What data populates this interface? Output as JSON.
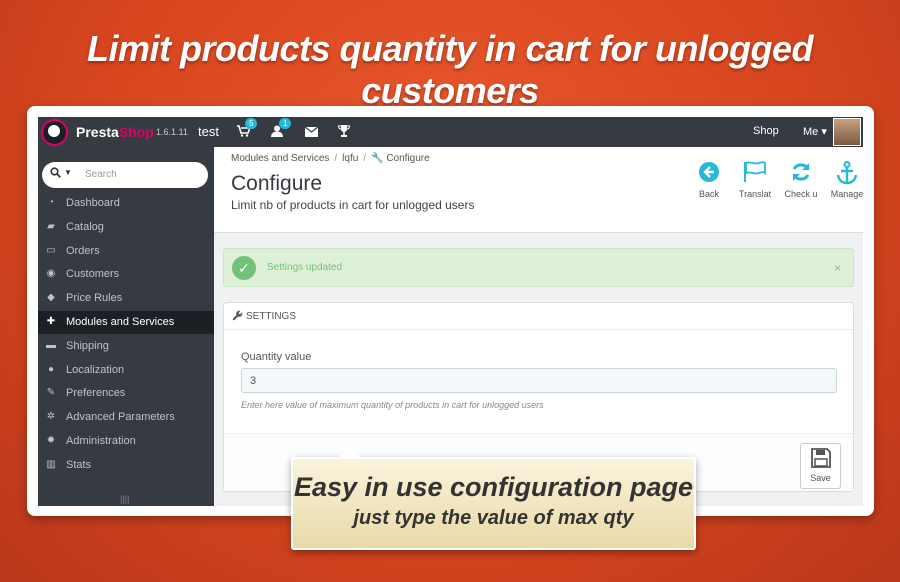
{
  "headline": "Limit products quantity in cart for unlogged customers",
  "topbar": {
    "brand_a": "Presta",
    "brand_b": "Shop",
    "version": "1.6.1.11",
    "shop_name": "test",
    "cart_badge": "5",
    "customer_badge": "1",
    "shop_link": "Shop",
    "me_link": "Me ▾"
  },
  "sidebar": {
    "search_placeholder": "Search",
    "items": [
      {
        "label": "Dashboard",
        "icon": "tachometer-icon"
      },
      {
        "label": "Catalog",
        "icon": "book-icon"
      },
      {
        "label": "Orders",
        "icon": "credit-card-icon"
      },
      {
        "label": "Customers",
        "icon": "users-icon"
      },
      {
        "label": "Price Rules",
        "icon": "tags-icon"
      },
      {
        "label": "Modules and Services",
        "icon": "puzzle-icon"
      },
      {
        "label": "Shipping",
        "icon": "truck-icon"
      },
      {
        "label": "Localization",
        "icon": "globe-icon"
      },
      {
        "label": "Preferences",
        "icon": "wrench-icon"
      },
      {
        "label": "Advanced Parameters",
        "icon": "cogs-icon"
      },
      {
        "label": "Administration",
        "icon": "cog-icon"
      },
      {
        "label": "Stats",
        "icon": "bar-chart-icon"
      }
    ],
    "active_index": 5
  },
  "header": {
    "breadcrumb": [
      "Modules and Services",
      "lqfu",
      "Configure"
    ],
    "title": "Configure",
    "subtitle": "Limit nb of products in cart for unlogged users",
    "toolbar": [
      {
        "label": "Back",
        "icon": "arrow-circle-left-icon"
      },
      {
        "label": "Translat",
        "icon": "flag-icon"
      },
      {
        "label": "Check u",
        "icon": "refresh-icon"
      },
      {
        "label": "Manage",
        "icon": "anchor-icon"
      }
    ]
  },
  "alert": {
    "message": "Settings updated",
    "close": "×"
  },
  "panel": {
    "heading": "SETTINGS",
    "field_label": "Quantity value",
    "field_value": "3",
    "help": "Enter here value of maximum quantity of products in cart for unlogged users",
    "save_label": "Save"
  },
  "callout": {
    "line1": "Easy in use configuration page",
    "line2": "just type the value of max qty"
  },
  "colors": {
    "background": "#d8461f",
    "topbar": "#363a41",
    "accent": "#25b9d7",
    "brand_pink": "#df0067",
    "success": "#72c279"
  }
}
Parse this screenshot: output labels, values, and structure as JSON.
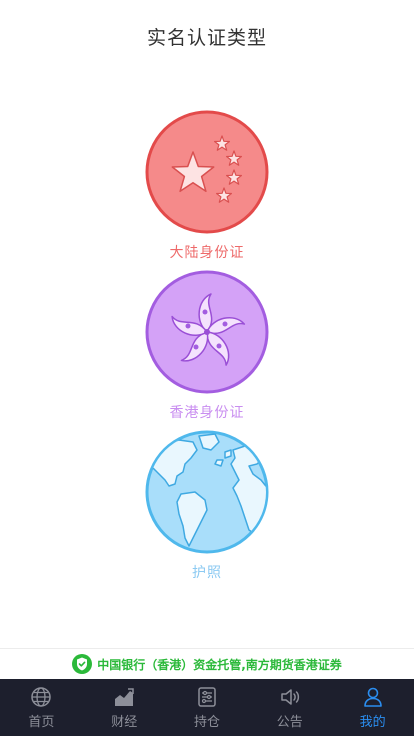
{
  "header": {
    "title": "实名认证类型"
  },
  "options": [
    {
      "label": "大陆身份证",
      "color": "#ee6a6a"
    },
    {
      "label": "香港身份证",
      "color": "#c98ef0"
    },
    {
      "label": "护照",
      "color": "#8ccaf2"
    }
  ],
  "banner": {
    "text": "中国银行（香港）资金托管,南方期货香港证券",
    "color": "#2bb93a"
  },
  "tabbar": {
    "tabs": [
      {
        "label": "首页",
        "icon": "globe-icon"
      },
      {
        "label": "财经",
        "icon": "chart-icon"
      },
      {
        "label": "持仓",
        "icon": "holdings-icon"
      },
      {
        "label": "公告",
        "icon": "speaker-icon"
      },
      {
        "label": "我的",
        "icon": "user-icon",
        "active": true
      }
    ],
    "active_color": "#2b8ef0"
  }
}
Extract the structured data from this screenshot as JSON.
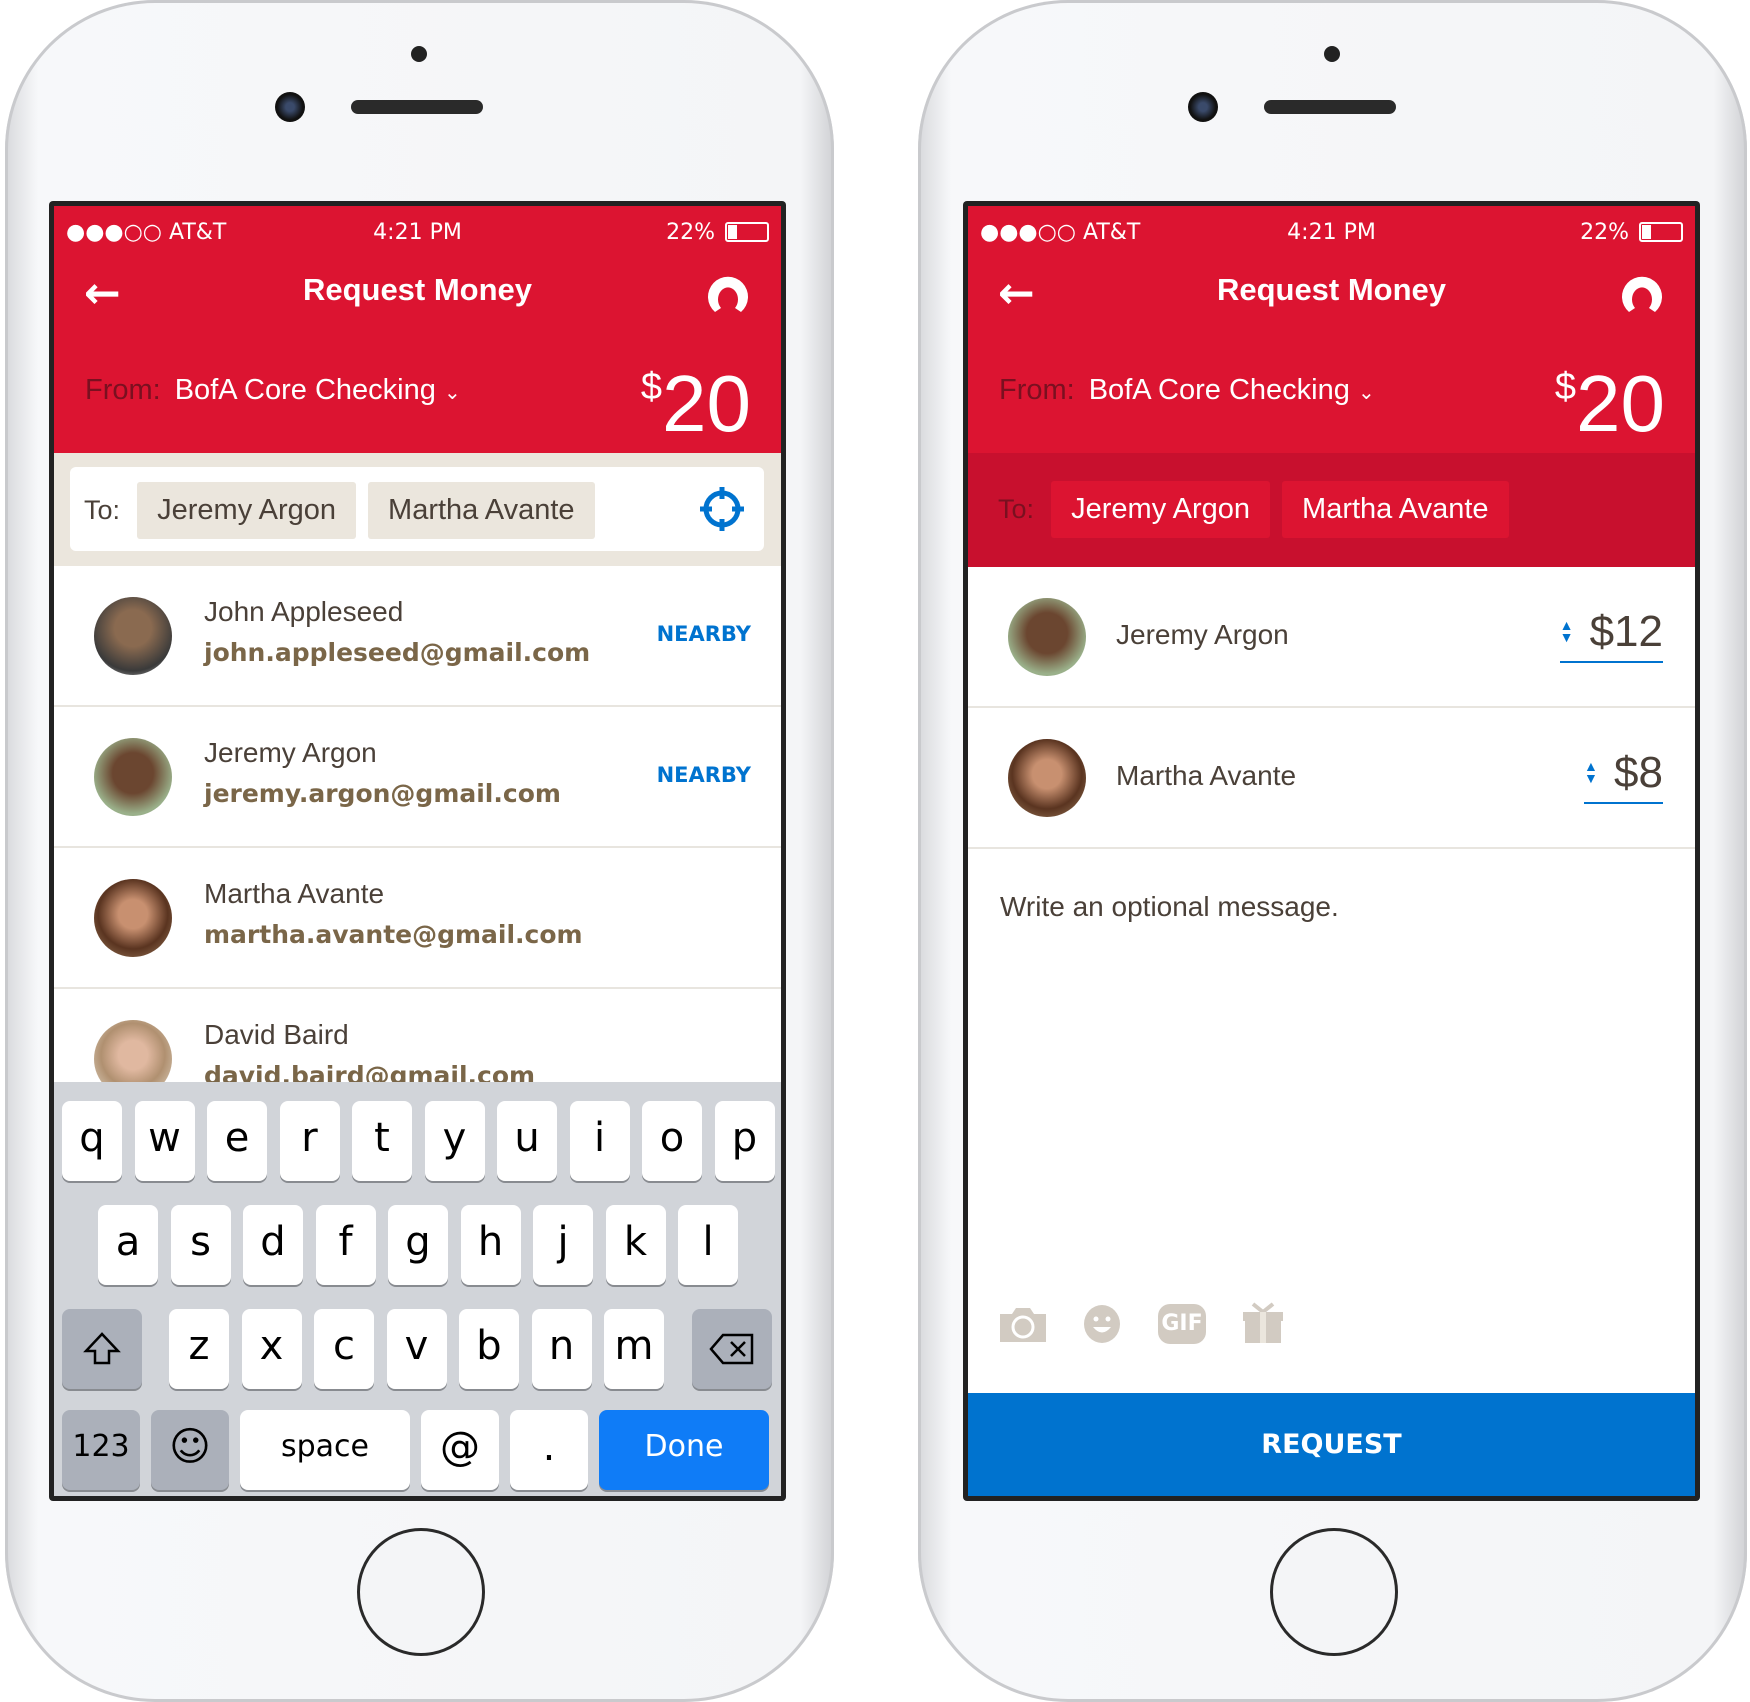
{
  "status": {
    "carrier": "●●●○○ AT&T",
    "time": "4:21 PM",
    "battery": "22%"
  },
  "header": {
    "title": "Request Money",
    "from_label": "From:",
    "account": "BofA Core Checking",
    "currency": "$",
    "amount": "20"
  },
  "to": {
    "label": "To:",
    "recipients": [
      "Jeremy Argon",
      "Martha Avante"
    ]
  },
  "contacts": [
    {
      "name": "John Appleseed",
      "email": "john.appleseed@gmail.com",
      "badge": "NEARBY"
    },
    {
      "name": "Jeremy Argon",
      "email": "jeremy.argon@gmail.com",
      "badge": "NEARBY"
    },
    {
      "name": "Martha Avante",
      "email": "martha.avante@gmail.com",
      "badge": ""
    },
    {
      "name": "David Baird",
      "email": "david.baird@gmail.com",
      "badge": ""
    }
  ],
  "keyboard": {
    "row1": [
      "q",
      "w",
      "e",
      "r",
      "t",
      "y",
      "u",
      "i",
      "o",
      "p"
    ],
    "row2": [
      "a",
      "s",
      "d",
      "f",
      "g",
      "h",
      "j",
      "k",
      "l"
    ],
    "row3": [
      "z",
      "x",
      "c",
      "v",
      "b",
      "n",
      "m"
    ],
    "numbers": "123",
    "space": "space",
    "at": "@",
    "period": ".",
    "done": "Done"
  },
  "split": [
    {
      "name": "Jeremy Argon",
      "amount": "$12"
    },
    {
      "name": "Martha Avante",
      "amount": "$8"
    }
  ],
  "message_placeholder": "Write an optional message.",
  "attach_icons": [
    "camera-icon",
    "emoji-icon",
    "gif-icon",
    "gift-icon"
  ],
  "gif_label": "GIF",
  "request_button": "REQUEST",
  "colors": {
    "brand_red": "#dc1431",
    "accent_blue": "#0073cf",
    "beige": "#ebe6dd"
  }
}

------------------------------------------------------------------------

• [What the task asks]: Output the entries above exactly, without their pictures.

• [Reply]:
What data populates this interface? Output as JSON.
{
  "headline": "Limit products quantity in cart for unlogged customers",
  "topbar": {
    "brand_a": "Presta",
    "brand_b": "Shop",
    "version": "1.6.1.11",
    "shop_name": "test",
    "cart_badge": "5",
    "customer_badge": "1",
    "shop_link": "Shop",
    "me_link": "Me ▾"
  },
  "sidebar": {
    "search_placeholder": "Search",
    "items": [
      {
        "label": "Dashboard",
        "icon": "tachometer-icon"
      },
      {
        "label": "Catalog",
        "icon": "book-icon"
      },
      {
        "label": "Orders",
        "icon": "credit-card-icon"
      },
      {
        "label": "Customers",
        "icon": "users-icon"
      },
      {
        "label": "Price Rules",
        "icon": "tags-icon"
      },
      {
        "label": "Modules and Services",
        "icon": "puzzle-icon"
      },
      {
        "label": "Shipping",
        "icon": "truck-icon"
      },
      {
        "label": "Localization",
        "icon": "globe-icon"
      },
      {
        "label": "Preferences",
        "icon": "wrench-icon"
      },
      {
        "label": "Advanced Parameters",
        "icon": "cogs-icon"
      },
      {
        "label": "Administration",
        "icon": "cog-icon"
      },
      {
        "label": "Stats",
        "icon": "bar-chart-icon"
      }
    ],
    "active_index": 5
  },
  "header": {
    "breadcrumb": [
      "Modules and Services",
      "lqfu",
      "Configure"
    ],
    "title": "Configure",
    "subtitle": "Limit nb of products in cart for unlogged users",
    "toolbar": [
      {
        "label": "Back",
        "icon": "arrow-circle-left-icon"
      },
      {
        "label": "Translat",
        "icon": "flag-icon"
      },
      {
        "label": "Check u",
        "icon": "refresh-icon"
      },
      {
        "label": "Manage",
        "icon": "anchor-icon"
      }
    ]
  },
  "alert": {
    "message": "Settings updated",
    "close": "×"
  },
  "panel": {
    "heading": "SETTINGS",
    "field_label": "Quantity value",
    "field_value": "3",
    "help": "Enter here value of maximum quantity of products in cart for unlogged users",
    "save_label": "Save"
  },
  "callout": {
    "line1": "Easy in use configuration page",
    "line2": "just type the value of max qty"
  },
  "colors": {
    "background": "#d8461f",
    "topbar": "#363a41",
    "accent": "#25b9d7",
    "brand_pink": "#df0067",
    "success": "#72c279"
  }
}
Parse this screenshot: output labels, values, and structure as JSON.
{
  "header": {
    "title": "实名认证类型"
  },
  "options": [
    {
      "label": "大陆身份证",
      "color": "#ee6a6a"
    },
    {
      "label": "香港身份证",
      "color": "#c98ef0"
    },
    {
      "label": "护照",
      "color": "#8ccaf2"
    }
  ],
  "banner": {
    "text": "中国银行（香港）资金托管,南方期货香港证券",
    "color": "#2bb93a"
  },
  "tabbar": {
    "tabs": [
      {
        "label": "首页",
        "icon": "globe-icon"
      },
      {
        "label": "财经",
        "icon": "chart-icon"
      },
      {
        "label": "持仓",
        "icon": "holdings-icon"
      },
      {
        "label": "公告",
        "icon": "speaker-icon"
      },
      {
        "label": "我的",
        "icon": "user-icon",
        "active": true
      }
    ],
    "active_color": "#2b8ef0"
  }
}
Extract the structured data from this screenshot as JSON.
{
  "status": {
    "carrier": "●●●○○ AT&T",
    "time": "4:21 PM",
    "battery": "22%"
  },
  "header": {
    "title": "Request Money",
    "from_label": "From:",
    "account": "BofA Core Checking",
    "currency": "$",
    "amount": "20"
  },
  "to": {
    "label": "To:",
    "recipients": [
      "Jeremy Argon",
      "Martha Avante"
    ]
  },
  "contacts": [
    {
      "name": "John Appleseed",
      "email": "john.appleseed@gmail.com",
      "badge": "NEARBY"
    },
    {
      "name": "Jeremy Argon",
      "email": "jeremy.argon@gmail.com",
      "badge": "NEARBY"
    },
    {
      "name": "Martha Avante",
      "email": "martha.avante@gmail.com",
      "badge": ""
    },
    {
      "name": "David Baird",
      "email": "david.baird@gmail.com",
      "badge": ""
    }
  ],
  "keyboard": {
    "row1": [
      "q",
      "w",
      "e",
      "r",
      "t",
      "y",
      "u",
      "i",
      "o",
      "p"
    ],
    "row2": [
      "a",
      "s",
      "d",
      "f",
      "g",
      "h",
      "j",
      "k",
      "l"
    ],
    "row3": [
      "z",
      "x",
      "c",
      "v",
      "b",
      "n",
      "m"
    ],
    "numbers": "123",
    "space": "space",
    "at": "@",
    "period": ".",
    "done": "Done"
  },
  "split": [
    {
      "name": "Jeremy Argon",
      "amount": "$12"
    },
    {
      "name": "Martha Avante",
      "amount": "$8"
    }
  ],
  "message_placeholder": "Write an optional message.",
  "attach_icons": [
    "camera-icon",
    "emoji-icon",
    "gif-icon",
    "gift-icon"
  ],
  "gif_label": "GIF",
  "request_button": "REQUEST",
  "colors": {
    "brand_red": "#dc1431",
    "accent_blue": "#0073cf",
    "beige": "#ebe6dd"
  }
}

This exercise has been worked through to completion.